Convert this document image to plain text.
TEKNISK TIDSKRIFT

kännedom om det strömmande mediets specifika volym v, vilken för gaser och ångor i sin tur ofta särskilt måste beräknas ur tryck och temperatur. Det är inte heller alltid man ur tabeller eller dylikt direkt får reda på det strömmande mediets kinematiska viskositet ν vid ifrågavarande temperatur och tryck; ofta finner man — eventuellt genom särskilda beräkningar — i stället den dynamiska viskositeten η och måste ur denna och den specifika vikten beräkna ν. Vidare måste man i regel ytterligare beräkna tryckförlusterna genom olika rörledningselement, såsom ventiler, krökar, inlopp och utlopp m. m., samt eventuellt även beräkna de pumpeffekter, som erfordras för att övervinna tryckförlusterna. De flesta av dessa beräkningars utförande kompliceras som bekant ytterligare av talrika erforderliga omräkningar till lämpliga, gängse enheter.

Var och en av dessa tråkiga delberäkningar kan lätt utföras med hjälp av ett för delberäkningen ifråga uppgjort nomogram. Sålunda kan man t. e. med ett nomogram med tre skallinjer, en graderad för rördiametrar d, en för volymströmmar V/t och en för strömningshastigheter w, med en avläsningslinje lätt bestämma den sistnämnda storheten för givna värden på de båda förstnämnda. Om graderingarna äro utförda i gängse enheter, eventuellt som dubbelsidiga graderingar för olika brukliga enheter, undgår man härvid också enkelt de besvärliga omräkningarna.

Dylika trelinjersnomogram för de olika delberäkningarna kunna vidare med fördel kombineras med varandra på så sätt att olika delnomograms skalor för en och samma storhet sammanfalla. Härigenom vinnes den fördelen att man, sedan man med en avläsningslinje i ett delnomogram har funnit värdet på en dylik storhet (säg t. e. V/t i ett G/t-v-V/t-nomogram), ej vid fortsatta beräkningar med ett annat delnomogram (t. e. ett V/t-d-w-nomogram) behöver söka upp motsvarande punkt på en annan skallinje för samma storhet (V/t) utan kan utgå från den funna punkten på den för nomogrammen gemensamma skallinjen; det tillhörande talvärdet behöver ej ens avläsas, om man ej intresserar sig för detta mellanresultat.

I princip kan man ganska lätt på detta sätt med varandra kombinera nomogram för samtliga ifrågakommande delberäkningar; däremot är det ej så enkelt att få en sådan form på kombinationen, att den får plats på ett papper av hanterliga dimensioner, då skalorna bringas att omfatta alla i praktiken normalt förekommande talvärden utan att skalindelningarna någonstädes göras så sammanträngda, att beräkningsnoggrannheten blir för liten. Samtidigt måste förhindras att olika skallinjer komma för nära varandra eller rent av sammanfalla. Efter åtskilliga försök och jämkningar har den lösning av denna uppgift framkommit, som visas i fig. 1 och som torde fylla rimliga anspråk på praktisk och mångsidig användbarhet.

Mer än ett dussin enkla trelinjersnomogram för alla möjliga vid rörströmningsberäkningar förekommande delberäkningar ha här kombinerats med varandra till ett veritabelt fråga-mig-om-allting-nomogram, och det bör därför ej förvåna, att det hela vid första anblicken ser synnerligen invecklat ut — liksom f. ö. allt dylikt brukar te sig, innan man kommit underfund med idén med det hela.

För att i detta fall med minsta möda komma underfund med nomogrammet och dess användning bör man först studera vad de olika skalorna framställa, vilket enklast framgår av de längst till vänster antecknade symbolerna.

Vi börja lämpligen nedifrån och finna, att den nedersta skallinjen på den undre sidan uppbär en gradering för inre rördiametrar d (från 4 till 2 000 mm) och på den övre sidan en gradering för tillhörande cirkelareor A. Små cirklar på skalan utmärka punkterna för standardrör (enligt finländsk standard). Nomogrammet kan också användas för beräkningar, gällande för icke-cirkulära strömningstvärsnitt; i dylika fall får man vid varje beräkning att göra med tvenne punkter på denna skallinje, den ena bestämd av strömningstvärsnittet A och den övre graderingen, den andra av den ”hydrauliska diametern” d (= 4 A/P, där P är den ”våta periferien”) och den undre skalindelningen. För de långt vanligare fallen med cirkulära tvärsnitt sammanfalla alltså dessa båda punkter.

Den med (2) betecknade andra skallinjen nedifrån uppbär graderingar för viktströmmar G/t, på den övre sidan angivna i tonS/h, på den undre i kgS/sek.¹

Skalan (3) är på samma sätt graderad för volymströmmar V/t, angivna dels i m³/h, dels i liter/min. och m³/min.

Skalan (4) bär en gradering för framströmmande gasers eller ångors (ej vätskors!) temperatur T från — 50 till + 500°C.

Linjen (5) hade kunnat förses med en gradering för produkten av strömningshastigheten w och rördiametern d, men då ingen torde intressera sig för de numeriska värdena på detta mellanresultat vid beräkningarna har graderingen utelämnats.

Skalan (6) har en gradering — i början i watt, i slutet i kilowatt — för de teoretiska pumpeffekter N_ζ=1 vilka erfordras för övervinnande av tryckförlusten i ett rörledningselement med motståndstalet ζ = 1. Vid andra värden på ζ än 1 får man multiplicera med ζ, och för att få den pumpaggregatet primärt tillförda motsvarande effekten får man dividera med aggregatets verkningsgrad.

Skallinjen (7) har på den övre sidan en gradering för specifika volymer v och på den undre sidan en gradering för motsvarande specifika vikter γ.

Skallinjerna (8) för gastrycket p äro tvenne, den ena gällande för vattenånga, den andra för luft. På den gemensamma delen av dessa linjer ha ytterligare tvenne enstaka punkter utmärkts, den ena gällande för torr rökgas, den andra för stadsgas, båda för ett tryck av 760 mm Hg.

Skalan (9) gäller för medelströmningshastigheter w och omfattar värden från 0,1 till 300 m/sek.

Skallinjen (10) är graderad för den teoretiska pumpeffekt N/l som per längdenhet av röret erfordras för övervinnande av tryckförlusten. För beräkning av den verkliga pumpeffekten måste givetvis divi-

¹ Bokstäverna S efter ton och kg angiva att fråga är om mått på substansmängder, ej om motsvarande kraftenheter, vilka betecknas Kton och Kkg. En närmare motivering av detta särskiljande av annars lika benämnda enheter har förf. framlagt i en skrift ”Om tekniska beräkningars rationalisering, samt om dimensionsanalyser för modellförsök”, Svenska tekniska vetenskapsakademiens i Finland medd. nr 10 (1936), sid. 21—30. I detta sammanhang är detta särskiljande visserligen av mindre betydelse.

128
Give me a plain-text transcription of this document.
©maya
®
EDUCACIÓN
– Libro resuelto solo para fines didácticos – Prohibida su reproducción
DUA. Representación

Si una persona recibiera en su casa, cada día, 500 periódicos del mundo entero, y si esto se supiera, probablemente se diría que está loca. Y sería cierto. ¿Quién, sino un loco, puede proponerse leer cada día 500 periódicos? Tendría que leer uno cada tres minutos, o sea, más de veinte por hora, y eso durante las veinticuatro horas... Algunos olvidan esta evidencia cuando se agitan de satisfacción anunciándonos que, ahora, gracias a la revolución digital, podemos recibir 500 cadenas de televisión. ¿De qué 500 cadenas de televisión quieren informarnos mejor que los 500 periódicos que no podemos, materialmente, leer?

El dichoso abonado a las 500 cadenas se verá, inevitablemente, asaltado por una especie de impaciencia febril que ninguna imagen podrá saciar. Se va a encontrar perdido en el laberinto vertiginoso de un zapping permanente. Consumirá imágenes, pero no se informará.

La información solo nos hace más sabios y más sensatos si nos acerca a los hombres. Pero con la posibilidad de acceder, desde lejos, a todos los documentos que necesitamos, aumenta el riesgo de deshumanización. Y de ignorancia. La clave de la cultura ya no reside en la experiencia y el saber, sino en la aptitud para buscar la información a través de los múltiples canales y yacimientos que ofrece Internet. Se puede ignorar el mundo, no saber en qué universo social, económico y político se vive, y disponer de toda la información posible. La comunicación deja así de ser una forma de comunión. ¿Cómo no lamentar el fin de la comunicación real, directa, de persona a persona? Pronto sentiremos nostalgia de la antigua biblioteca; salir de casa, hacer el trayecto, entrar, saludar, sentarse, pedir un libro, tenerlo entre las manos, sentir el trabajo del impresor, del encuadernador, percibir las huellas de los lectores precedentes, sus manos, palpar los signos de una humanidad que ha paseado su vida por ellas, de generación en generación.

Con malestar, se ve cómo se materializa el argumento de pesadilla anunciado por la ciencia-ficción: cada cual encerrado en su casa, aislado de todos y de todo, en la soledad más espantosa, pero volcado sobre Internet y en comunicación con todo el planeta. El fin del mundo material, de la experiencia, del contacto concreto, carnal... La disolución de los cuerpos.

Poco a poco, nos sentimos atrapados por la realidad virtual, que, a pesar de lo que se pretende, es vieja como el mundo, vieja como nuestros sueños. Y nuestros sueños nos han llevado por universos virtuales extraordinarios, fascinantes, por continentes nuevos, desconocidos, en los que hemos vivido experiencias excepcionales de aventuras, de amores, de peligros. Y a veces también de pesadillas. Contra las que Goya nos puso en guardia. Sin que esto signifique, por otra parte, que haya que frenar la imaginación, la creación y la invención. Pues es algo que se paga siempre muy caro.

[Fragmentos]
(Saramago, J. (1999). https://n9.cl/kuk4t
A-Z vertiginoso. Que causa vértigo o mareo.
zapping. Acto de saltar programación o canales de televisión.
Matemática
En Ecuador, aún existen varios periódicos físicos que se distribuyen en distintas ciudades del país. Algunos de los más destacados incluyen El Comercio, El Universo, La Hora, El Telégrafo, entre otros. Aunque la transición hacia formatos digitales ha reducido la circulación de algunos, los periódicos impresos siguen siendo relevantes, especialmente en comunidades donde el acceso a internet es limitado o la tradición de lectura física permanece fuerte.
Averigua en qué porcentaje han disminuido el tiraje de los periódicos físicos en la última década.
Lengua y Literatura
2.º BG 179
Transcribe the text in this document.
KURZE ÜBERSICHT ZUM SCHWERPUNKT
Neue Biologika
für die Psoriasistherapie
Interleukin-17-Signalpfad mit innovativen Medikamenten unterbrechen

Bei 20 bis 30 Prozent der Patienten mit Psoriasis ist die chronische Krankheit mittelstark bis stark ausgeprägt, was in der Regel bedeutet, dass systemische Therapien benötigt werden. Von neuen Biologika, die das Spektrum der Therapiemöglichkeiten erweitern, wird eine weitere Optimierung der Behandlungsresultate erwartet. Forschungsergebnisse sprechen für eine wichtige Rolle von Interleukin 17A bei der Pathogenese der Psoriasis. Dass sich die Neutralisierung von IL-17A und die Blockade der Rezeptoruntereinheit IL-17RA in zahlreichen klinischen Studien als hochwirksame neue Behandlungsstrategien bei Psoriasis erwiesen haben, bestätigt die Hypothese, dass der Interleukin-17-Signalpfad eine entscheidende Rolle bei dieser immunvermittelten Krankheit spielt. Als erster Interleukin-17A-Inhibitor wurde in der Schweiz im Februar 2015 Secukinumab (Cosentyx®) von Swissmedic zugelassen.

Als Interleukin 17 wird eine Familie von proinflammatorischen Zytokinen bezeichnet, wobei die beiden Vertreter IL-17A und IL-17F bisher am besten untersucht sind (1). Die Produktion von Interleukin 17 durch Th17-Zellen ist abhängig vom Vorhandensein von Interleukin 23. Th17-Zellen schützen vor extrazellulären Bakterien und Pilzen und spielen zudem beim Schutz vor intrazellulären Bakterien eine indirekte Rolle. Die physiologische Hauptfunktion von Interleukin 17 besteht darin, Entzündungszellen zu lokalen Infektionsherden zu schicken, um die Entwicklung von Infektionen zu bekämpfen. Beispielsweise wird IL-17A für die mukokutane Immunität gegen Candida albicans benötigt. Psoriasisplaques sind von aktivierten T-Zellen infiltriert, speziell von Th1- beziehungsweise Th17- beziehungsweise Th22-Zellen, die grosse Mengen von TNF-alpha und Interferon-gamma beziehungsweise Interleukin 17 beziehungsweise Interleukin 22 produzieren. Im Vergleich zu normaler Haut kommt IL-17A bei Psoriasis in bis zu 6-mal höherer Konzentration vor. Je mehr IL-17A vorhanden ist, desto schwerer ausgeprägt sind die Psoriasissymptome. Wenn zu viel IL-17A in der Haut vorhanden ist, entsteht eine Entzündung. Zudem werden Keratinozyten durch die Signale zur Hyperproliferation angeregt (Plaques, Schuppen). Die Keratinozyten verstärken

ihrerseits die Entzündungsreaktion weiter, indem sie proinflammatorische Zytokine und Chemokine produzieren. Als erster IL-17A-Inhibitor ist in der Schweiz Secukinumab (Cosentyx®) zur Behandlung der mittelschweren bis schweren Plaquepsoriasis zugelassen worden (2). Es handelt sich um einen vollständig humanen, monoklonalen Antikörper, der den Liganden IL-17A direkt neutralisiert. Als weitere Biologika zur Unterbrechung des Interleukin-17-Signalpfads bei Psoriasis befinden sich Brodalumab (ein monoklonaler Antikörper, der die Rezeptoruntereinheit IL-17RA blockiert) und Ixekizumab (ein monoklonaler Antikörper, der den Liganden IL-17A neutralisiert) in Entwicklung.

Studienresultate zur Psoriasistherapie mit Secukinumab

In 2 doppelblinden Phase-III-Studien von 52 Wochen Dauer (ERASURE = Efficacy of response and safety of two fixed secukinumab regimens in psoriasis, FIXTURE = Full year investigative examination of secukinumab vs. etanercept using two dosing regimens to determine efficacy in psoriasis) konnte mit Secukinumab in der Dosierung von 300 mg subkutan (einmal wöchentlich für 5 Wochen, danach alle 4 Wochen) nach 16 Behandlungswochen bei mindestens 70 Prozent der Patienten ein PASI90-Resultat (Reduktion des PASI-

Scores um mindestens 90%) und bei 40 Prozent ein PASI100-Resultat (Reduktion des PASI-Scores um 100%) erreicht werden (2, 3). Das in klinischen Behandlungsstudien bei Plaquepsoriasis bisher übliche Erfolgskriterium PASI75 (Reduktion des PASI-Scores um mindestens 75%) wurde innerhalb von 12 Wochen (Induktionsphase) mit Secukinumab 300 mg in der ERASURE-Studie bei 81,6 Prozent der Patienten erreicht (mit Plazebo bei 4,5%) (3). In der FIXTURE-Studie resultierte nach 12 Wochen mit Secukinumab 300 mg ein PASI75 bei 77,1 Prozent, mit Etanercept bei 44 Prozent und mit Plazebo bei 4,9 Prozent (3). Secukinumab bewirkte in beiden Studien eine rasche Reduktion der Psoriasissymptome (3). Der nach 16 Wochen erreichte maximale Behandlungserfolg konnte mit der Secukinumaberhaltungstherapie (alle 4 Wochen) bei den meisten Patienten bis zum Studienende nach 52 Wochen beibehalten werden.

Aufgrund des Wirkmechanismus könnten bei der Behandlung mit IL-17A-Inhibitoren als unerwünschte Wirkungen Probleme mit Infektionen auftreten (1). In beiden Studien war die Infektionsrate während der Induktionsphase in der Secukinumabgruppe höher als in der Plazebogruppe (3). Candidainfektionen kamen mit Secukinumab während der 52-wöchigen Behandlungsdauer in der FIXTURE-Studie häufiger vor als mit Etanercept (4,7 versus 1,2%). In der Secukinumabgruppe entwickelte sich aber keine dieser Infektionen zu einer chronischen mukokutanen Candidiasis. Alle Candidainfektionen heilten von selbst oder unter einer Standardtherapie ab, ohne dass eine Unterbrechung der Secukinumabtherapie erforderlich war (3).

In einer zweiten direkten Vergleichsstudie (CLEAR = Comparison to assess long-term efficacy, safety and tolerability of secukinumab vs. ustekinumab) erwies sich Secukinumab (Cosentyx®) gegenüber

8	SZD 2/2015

WHAT THIS TASK INVOLVES: For the word "zapping", please say how many lines in the entries hold it, with only the number as the reply.

RESULT BELOW: 2